TASK GOAL -> Report every line in the listing that contains the string "type".

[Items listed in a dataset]
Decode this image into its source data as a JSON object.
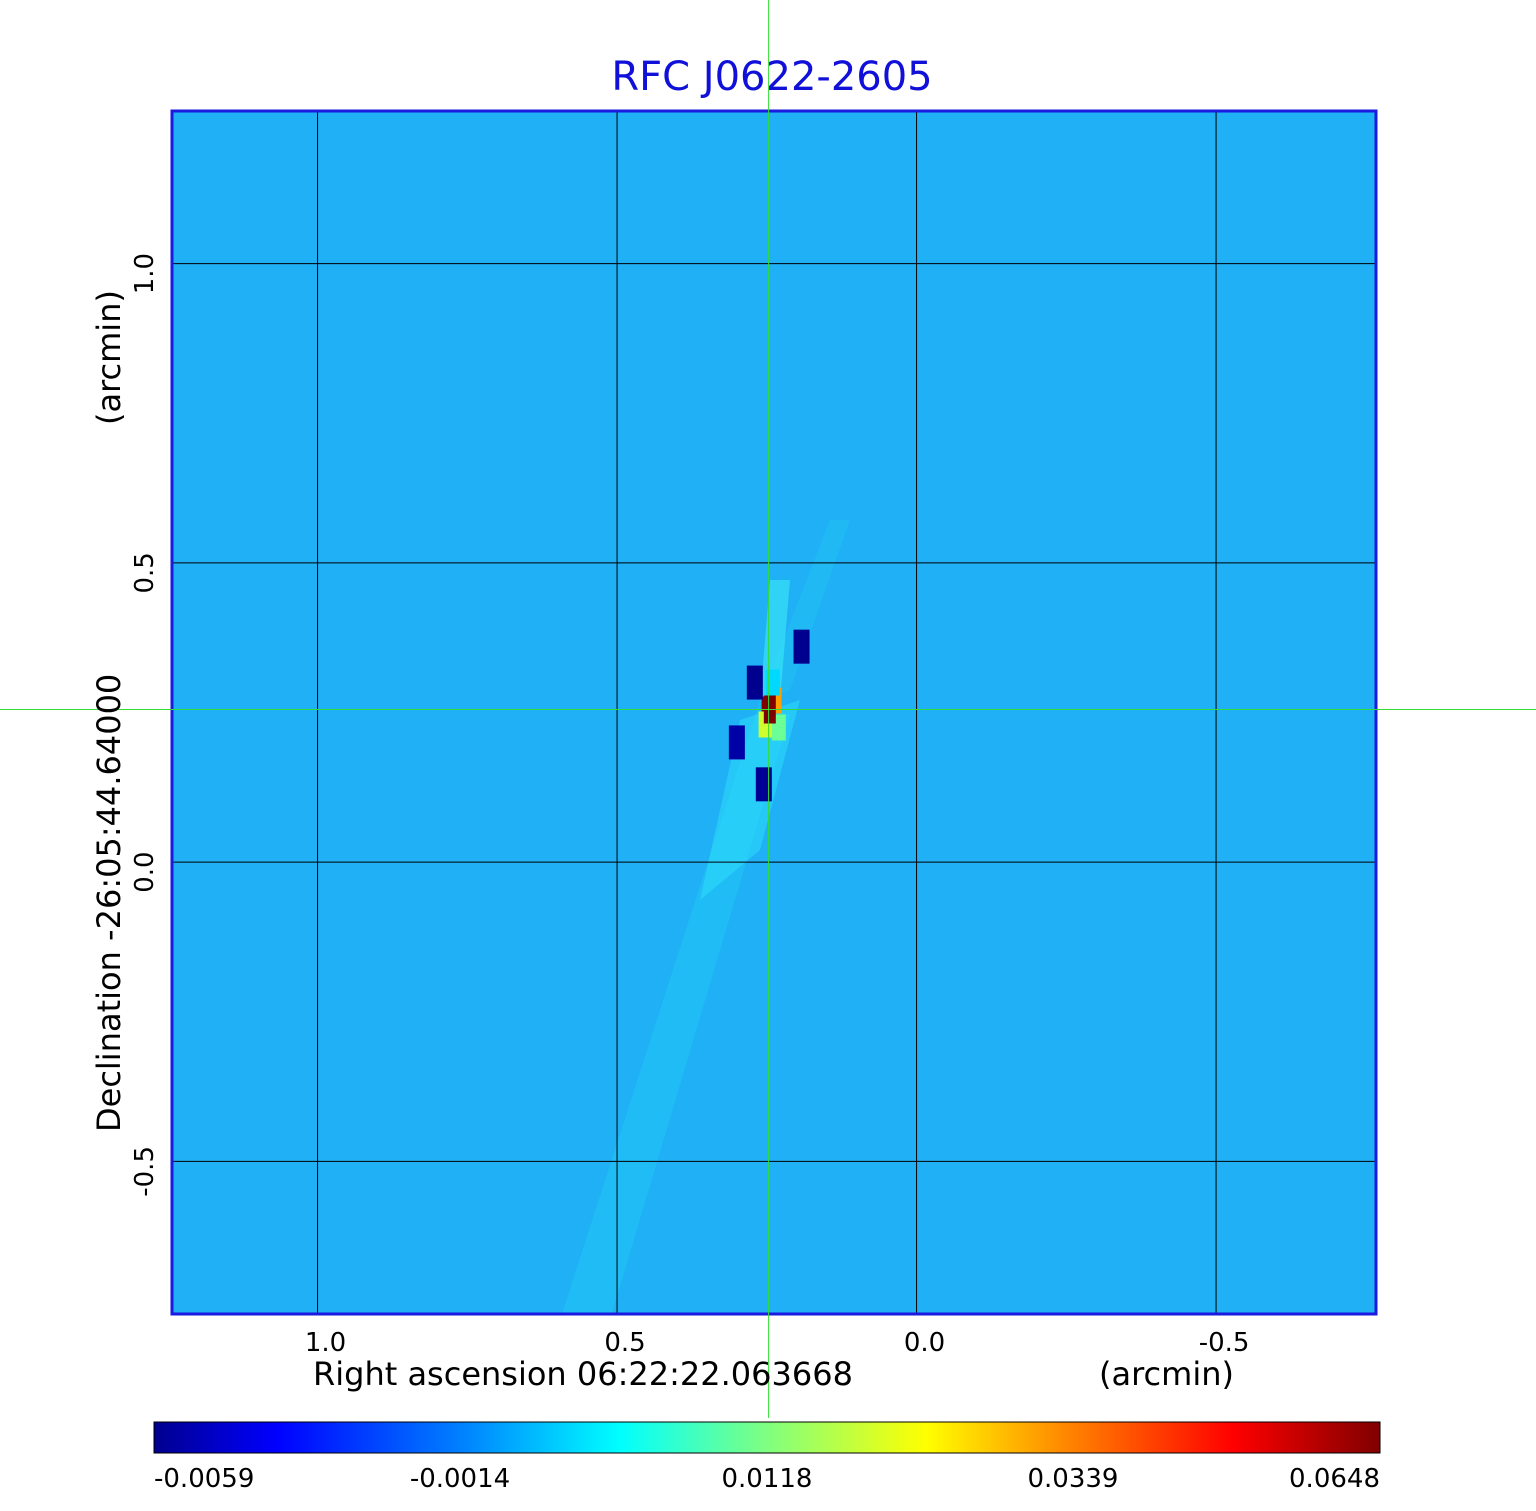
{
  "chart_data": {
    "type": "heatmap",
    "title": "RFC J0622-2605",
    "xlabel": "Right ascension  06:22:22.063668",
    "xunit": "(arcmin)",
    "ylabel": "Declination  -26:05:44.64000",
    "yunit": "(arcmin)",
    "x_ticks": [
      1.0,
      0.5,
      0.0,
      -0.5
    ],
    "x_tick_labels": [
      "1.0",
      "0.5",
      "0.0",
      "-0.5"
    ],
    "y_ticks": [
      1.0,
      0.5,
      0.0,
      -0.5
    ],
    "y_tick_labels": [
      "1.0",
      "0.5",
      "0.0",
      "-0.5"
    ],
    "xlim": [
      1.243,
      -0.767
    ],
    "ylim": [
      -0.755,
      1.255
    ],
    "grid": true,
    "crosshair": {
      "x": 0.247,
      "y": 0.255,
      "color": "#33dd33"
    },
    "background_value": -0.0005,
    "peak": {
      "x": 0.245,
      "y": 0.255,
      "value": 0.0648
    },
    "features": [
      {
        "x": 0.247,
        "y": 0.255,
        "value": 0.0648
      },
      {
        "x": 0.237,
        "y": 0.27,
        "value": 0.045
      },
      {
        "x": 0.252,
        "y": 0.23,
        "value": 0.035
      },
      {
        "x": 0.23,
        "y": 0.225,
        "value": 0.028
      },
      {
        "x": 0.24,
        "y": 0.3,
        "value": 0.018
      },
      {
        "x": 0.27,
        "y": 0.3,
        "value": -0.0059
      },
      {
        "x": 0.192,
        "y": 0.36,
        "value": -0.0059
      },
      {
        "x": 0.255,
        "y": 0.13,
        "value": -0.0055
      },
      {
        "x": 0.3,
        "y": 0.2,
        "value": -0.004
      }
    ],
    "colorbar": {
      "min": -0.0059,
      "max": 0.0648,
      "tick_labels": [
        "-0.0059",
        "-0.0014",
        "0.0118",
        "0.0339",
        "0.0648"
      ],
      "colormap": "jet",
      "colors": [
        "#00008f",
        "#0000ff",
        "#0080ff",
        "#00ffff",
        "#80ff80",
        "#ffff00",
        "#ff8000",
        "#ff0000",
        "#800000"
      ]
    },
    "frame_color": "#1a1ae0",
    "grid_color": "#000000"
  }
}
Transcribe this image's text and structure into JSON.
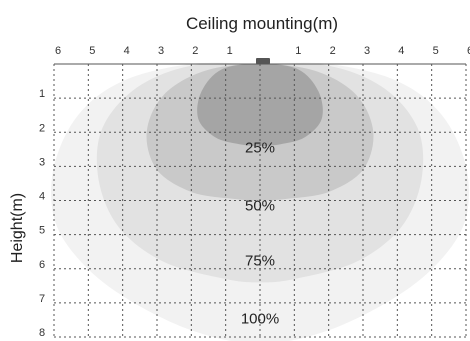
{
  "chart_data": {
    "type": "area",
    "title": "Ceiling mounting(m)",
    "xlabel": "",
    "ylabel": "Height(m)",
    "x_tick_labels": [
      "6",
      "5",
      "4",
      "3",
      "2",
      "1",
      "",
      "1",
      "2",
      "3",
      "4",
      "5",
      "6"
    ],
    "y_tick_labels": [
      "1",
      "2",
      "3",
      "4",
      "5",
      "6",
      "7",
      "8"
    ],
    "xlim": [
      -6,
      6
    ],
    "ylim": [
      0,
      8
    ],
    "grid": true,
    "colors": {
      "grid": "#555555",
      "fixture": "#555555",
      "zone_100": "#f2f2f2",
      "zone_75": "#e2e2e2",
      "zone_50": "#c9c9c9",
      "zone_25": "#a5a5a5"
    },
    "series": [
      {
        "name": "100%",
        "label_position": [
          0,
          7.6
        ],
        "outline": [
          [
            0,
            0
          ],
          [
            -2,
            0
          ],
          [
            -4,
            0.5
          ],
          [
            -5.3,
            1.5
          ],
          [
            -6,
            3
          ],
          [
            -6,
            4.5
          ],
          [
            -5.3,
            5.7
          ],
          [
            -4,
            6.8
          ],
          [
            -2,
            7.8
          ],
          [
            0,
            8.2
          ],
          [
            2,
            7.8
          ],
          [
            4,
            6.8
          ],
          [
            5.3,
            5.7
          ],
          [
            6,
            4.5
          ],
          [
            6,
            3
          ],
          [
            5.3,
            1.5
          ],
          [
            4,
            0.5
          ],
          [
            2,
            0
          ]
        ]
      },
      {
        "name": "75%",
        "label_position": [
          0,
          5.9
        ],
        "outline": [
          [
            0,
            0
          ],
          [
            -2,
            0.05
          ],
          [
            -3.6,
            0.7
          ],
          [
            -4.6,
            1.9
          ],
          [
            -4.7,
            3.4
          ],
          [
            -4.1,
            4.8
          ],
          [
            -2.8,
            5.8
          ],
          [
            -1,
            6.3
          ],
          [
            0,
            6.4
          ],
          [
            1,
            6.3
          ],
          [
            2.8,
            5.8
          ],
          [
            4.1,
            4.8
          ],
          [
            4.7,
            3.4
          ],
          [
            4.6,
            1.9
          ],
          [
            3.6,
            0.7
          ],
          [
            2,
            0.05
          ]
        ]
      },
      {
        "name": "50%",
        "label_position": [
          0,
          4.3
        ],
        "outline": [
          [
            0,
            0
          ],
          [
            -1.6,
            0.2
          ],
          [
            -2.8,
            0.9
          ],
          [
            -3.3,
            2
          ],
          [
            -3,
            3.1
          ],
          [
            -2,
            3.75
          ],
          [
            -0.8,
            3.95
          ],
          [
            0,
            4.0
          ],
          [
            0.8,
            3.95
          ],
          [
            2,
            3.75
          ],
          [
            3,
            3.1
          ],
          [
            3.3,
            2
          ],
          [
            2.8,
            0.9
          ],
          [
            1.6,
            0.2
          ]
        ]
      },
      {
        "name": "25%",
        "label_position": [
          0,
          2.6
        ],
        "outline": [
          [
            0,
            0
          ],
          [
            -1.1,
            0.15
          ],
          [
            -1.7,
            0.8
          ],
          [
            -1.8,
            1.6
          ],
          [
            -1.3,
            2.15
          ],
          [
            -0.6,
            2.35
          ],
          [
            0,
            2.4
          ],
          [
            0.6,
            2.35
          ],
          [
            1.3,
            2.15
          ],
          [
            1.8,
            1.6
          ],
          [
            1.7,
            0.8
          ],
          [
            1.1,
            0.15
          ]
        ]
      }
    ]
  }
}
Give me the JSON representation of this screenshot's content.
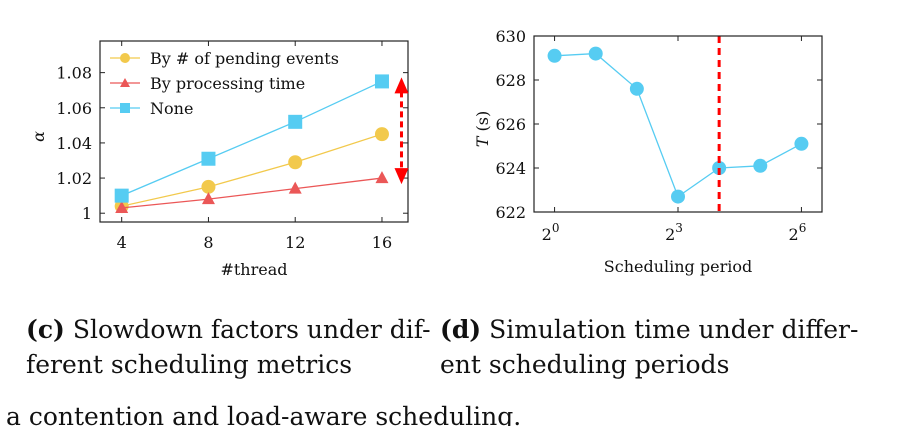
{
  "chart_data": [
    {
      "type": "line",
      "xlabel": "#thread",
      "ylabel": "α",
      "categories": [
        4,
        8,
        12,
        16
      ],
      "xticks": [
        "4",
        "8",
        "12",
        "16"
      ],
      "yticks": [
        "1",
        "1.02",
        "1.04",
        "1.06",
        "1.08"
      ],
      "xlim": [
        3,
        17.2
      ],
      "ylim": [
        0.995,
        1.098
      ],
      "series": [
        {
          "name": "By # of pending events",
          "values": [
            1.004,
            1.015,
            1.029,
            1.045
          ],
          "color": "#f2c94c",
          "marker": "circle"
        },
        {
          "name": "By processing time",
          "values": [
            1.003,
            1.008,
            1.014,
            1.02
          ],
          "color": "#eb5757",
          "marker": "triangle"
        },
        {
          "name": "None",
          "values": [
            1.01,
            1.031,
            1.052,
            1.075
          ],
          "color": "#56ccf2",
          "marker": "square"
        }
      ],
      "legend": "top-left",
      "annotation": {
        "type": "double-arrow",
        "x": 16.9,
        "from": 1.075,
        "to": 1.02,
        "color": "#ff0000"
      }
    },
    {
      "type": "line",
      "xlabel": "Scheduling period",
      "ylabel": "T (s)",
      "xscale": "log2",
      "x": [
        1,
        2,
        4,
        8,
        16,
        32,
        64
      ],
      "xtick_bases": [
        "2",
        "2",
        "2"
      ],
      "xtick_exps": [
        "0",
        "3",
        "6"
      ],
      "yticks": [
        "622",
        "624",
        "626",
        "628",
        "630"
      ],
      "xlim_log2": [
        -0.5,
        6.5
      ],
      "ylim": [
        622,
        630
      ],
      "series": [
        {
          "name": "T",
          "values": [
            629.1,
            629.2,
            627.6,
            622.7,
            624.0,
            624.1,
            625.1
          ],
          "color": "#56ccf2",
          "marker": "circle"
        }
      ],
      "vline": {
        "x_log2": 4.0,
        "color": "#ff0000",
        "style": "dashed"
      }
    }
  ],
  "captions": {
    "c": {
      "label": "(c)",
      "line1": "Slowdown factors under dif-",
      "line2": "ferent scheduling metrics"
    },
    "d": {
      "label": "(d)",
      "line1": "Simulation time under differ-",
      "line2": "ent scheduling periods"
    }
  },
  "body_text": "a contention and load-aware scheduling."
}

SOLUTION FOR THIS PROBLEM ->
    "type": "heatmap",
    "type": "area",
      "type": "line",
        "type": "double-arrow",
      "type": "line",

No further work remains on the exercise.